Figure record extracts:
···
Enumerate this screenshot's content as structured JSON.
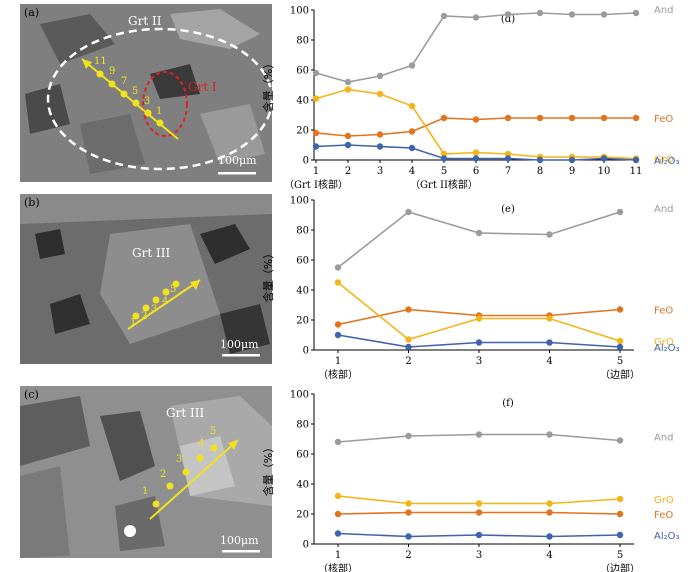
{
  "photos": [
    {
      "letter": "(a)",
      "scale": "100μm",
      "labels": [
        "Grt II",
        "Grt I"
      ],
      "point_labels": [
        "11",
        "9",
        "7",
        "5",
        "3",
        "1"
      ]
    },
    {
      "letter": "(b)",
      "scale": "100μm",
      "labels": [
        "Grt III"
      ],
      "point_labels": [
        "1",
        "2",
        "3",
        "4",
        "5"
      ]
    },
    {
      "letter": "(c)",
      "scale": "100μm",
      "labels": [
        "Grt III"
      ],
      "point_labels": [
        "1",
        "2",
        "3",
        "4",
        "5"
      ]
    }
  ],
  "colors": {
    "and": "#9b9b9b",
    "feo": "#e2731f",
    "gro": "#f5b418",
    "al2o3": "#3f63ad",
    "annot_yellow": "#f2e21c",
    "annot_red": "#e02020"
  },
  "chart_data": [
    {
      "panel": "(d)",
      "type": "line",
      "ylabel": "含量（%）",
      "ylim": [
        0,
        100
      ],
      "yticks": [
        0,
        20,
        40,
        60,
        80,
        100
      ],
      "x": [
        1,
        2,
        3,
        4,
        5,
        6,
        7,
        8,
        9,
        10,
        11
      ],
      "bottom_labels": [
        {
          "x": 1,
          "text": "（Grt I核部）"
        },
        {
          "x": 5,
          "text": "（Grt II核部）"
        }
      ],
      "series": [
        {
          "key": "and",
          "name": "And",
          "values": [
            58,
            52,
            56,
            63,
            96,
            95,
            97,
            98,
            97,
            97,
            98
          ]
        },
        {
          "key": "feo",
          "name": "FeO",
          "values": [
            18,
            16,
            17,
            19,
            28,
            27,
            28,
            28,
            28,
            28,
            28
          ]
        },
        {
          "key": "gro",
          "name": "GrO",
          "values": [
            41,
            47,
            44,
            36,
            4,
            5,
            4,
            2,
            2,
            2,
            1
          ]
        },
        {
          "key": "al2o3",
          "name": "Al₂O₃",
          "values": [
            9,
            10,
            9,
            8,
            1,
            1,
            1,
            0,
            0,
            1,
            0
          ]
        }
      ]
    },
    {
      "panel": "(e)",
      "type": "line",
      "ylabel": "含量（%）",
      "ylim": [
        0,
        100
      ],
      "yticks": [
        0,
        20,
        40,
        60,
        80,
        100
      ],
      "x": [
        1,
        2,
        3,
        4,
        5
      ],
      "bottom_labels": [
        {
          "x": 1,
          "text": "（核部）"
        },
        {
          "x": 5,
          "text": "（边部）"
        }
      ],
      "series": [
        {
          "key": "and",
          "name": "And",
          "values": [
            55,
            92,
            78,
            77,
            92
          ]
        },
        {
          "key": "feo",
          "name": "FeO",
          "values": [
            17,
            27,
            23,
            23,
            27
          ]
        },
        {
          "key": "gro",
          "name": "GrO",
          "values": [
            45,
            7,
            21,
            21,
            6
          ]
        },
        {
          "key": "al2o3",
          "name": "Al₂O₃",
          "values": [
            10,
            2,
            5,
            5,
            2
          ]
        }
      ]
    },
    {
      "panel": "(f)",
      "type": "line",
      "ylabel": "含量（%）",
      "ylim": [
        0,
        100
      ],
      "yticks": [
        0,
        20,
        40,
        60,
        80,
        100
      ],
      "x": [
        1,
        2,
        3,
        4,
        5
      ],
      "bottom_labels": [
        {
          "x": 1,
          "text": "（核部）"
        },
        {
          "x": 5,
          "text": "（边部）"
        }
      ],
      "series": [
        {
          "key": "and",
          "name": "And",
          "values": [
            68,
            72,
            73,
            73,
            69
          ]
        },
        {
          "key": "gro",
          "name": "GrO",
          "values": [
            32,
            27,
            27,
            27,
            30
          ]
        },
        {
          "key": "feo",
          "name": "FeO",
          "values": [
            20,
            21,
            21,
            21,
            20
          ]
        },
        {
          "key": "al2o3",
          "name": "Al₂O₃",
          "values": [
            7,
            5,
            6,
            5,
            6
          ]
        }
      ]
    }
  ]
}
···
Quote the material exactly. Pictures stay out.

Enumerate this screenshot's content as structured JSON.
{
  "photos": [
    {
      "letter": "(a)",
      "scale": "100μm",
      "labels": [
        "Grt II",
        "Grt I"
      ],
      "point_labels": [
        "11",
        "9",
        "7",
        "5",
        "3",
        "1"
      ]
    },
    {
      "letter": "(b)",
      "scale": "100μm",
      "labels": [
        "Grt III"
      ],
      "point_labels": [
        "1",
        "2",
        "3",
        "4",
        "5"
      ]
    },
    {
      "letter": "(c)",
      "scale": "100μm",
      "labels": [
        "Grt III"
      ],
      "point_labels": [
        "1",
        "2",
        "3",
        "4",
        "5"
      ]
    }
  ],
  "colors": {
    "and": "#9b9b9b",
    "feo": "#e2731f",
    "gro": "#f5b418",
    "al2o3": "#3f63ad",
    "annot_yellow": "#f2e21c",
    "annot_red": "#e02020"
  },
  "chart_data": [
    {
      "panel": "(d)",
      "type": "line",
      "ylabel": "含量（%）",
      "ylim": [
        0,
        100
      ],
      "yticks": [
        0,
        20,
        40,
        60,
        80,
        100
      ],
      "x": [
        1,
        2,
        3,
        4,
        5,
        6,
        7,
        8,
        9,
        10,
        11
      ],
      "bottom_labels": [
        {
          "x": 1,
          "text": "（Grt I核部）"
        },
        {
          "x": 5,
          "text": "（Grt II核部）"
        }
      ],
      "series": [
        {
          "key": "and",
          "name": "And",
          "values": [
            58,
            52,
            56,
            63,
            96,
            95,
            97,
            98,
            97,
            97,
            98
          ]
        },
        {
          "key": "feo",
          "name": "FeO",
          "values": [
            18,
            16,
            17,
            19,
            28,
            27,
            28,
            28,
            28,
            28,
            28
          ]
        },
        {
          "key": "gro",
          "name": "GrO",
          "values": [
            41,
            47,
            44,
            36,
            4,
            5,
            4,
            2,
            2,
            2,
            1
          ]
        },
        {
          "key": "al2o3",
          "name": "Al₂O₃",
          "values": [
            9,
            10,
            9,
            8,
            1,
            1,
            1,
            0,
            0,
            1,
            0
          ]
        }
      ]
    },
    {
      "panel": "(e)",
      "type": "line",
      "ylabel": "含量（%）",
      "ylim": [
        0,
        100
      ],
      "yticks": [
        0,
        20,
        40,
        60,
        80,
        100
      ],
      "x": [
        1,
        2,
        3,
        4,
        5
      ],
      "bottom_labels": [
        {
          "x": 1,
          "text": "（核部）"
        },
        {
          "x": 5,
          "text": "（边部）"
        }
      ],
      "series": [
        {
          "key": "and",
          "name": "And",
          "values": [
            55,
            92,
            78,
            77,
            92
          ]
        },
        {
          "key": "feo",
          "name": "FeO",
          "values": [
            17,
            27,
            23,
            23,
            27
          ]
        },
        {
          "key": "gro",
          "name": "GrO",
          "values": [
            45,
            7,
            21,
            21,
            6
          ]
        },
        {
          "key": "al2o3",
          "name": "Al₂O₃",
          "values": [
            10,
            2,
            5,
            5,
            2
          ]
        }
      ]
    },
    {
      "panel": "(f)",
      "type": "line",
      "ylabel": "含量（%）",
      "ylim": [
        0,
        100
      ],
      "yticks": [
        0,
        20,
        40,
        60,
        80,
        100
      ],
      "x": [
        1,
        2,
        3,
        4,
        5
      ],
      "bottom_labels": [
        {
          "x": 1,
          "text": "（核部）"
        },
        {
          "x": 5,
          "text": "（边部）"
        }
      ],
      "series": [
        {
          "key": "and",
          "name": "And",
          "values": [
            68,
            72,
            73,
            73,
            69
          ]
        },
        {
          "key": "gro",
          "name": "GrO",
          "values": [
            32,
            27,
            27,
            27,
            30
          ]
        },
        {
          "key": "feo",
          "name": "FeO",
          "values": [
            20,
            21,
            21,
            21,
            20
          ]
        },
        {
          "key": "al2o3",
          "name": "Al₂O₃",
          "values": [
            7,
            5,
            6,
            5,
            6
          ]
        }
      ]
    }
  ]
}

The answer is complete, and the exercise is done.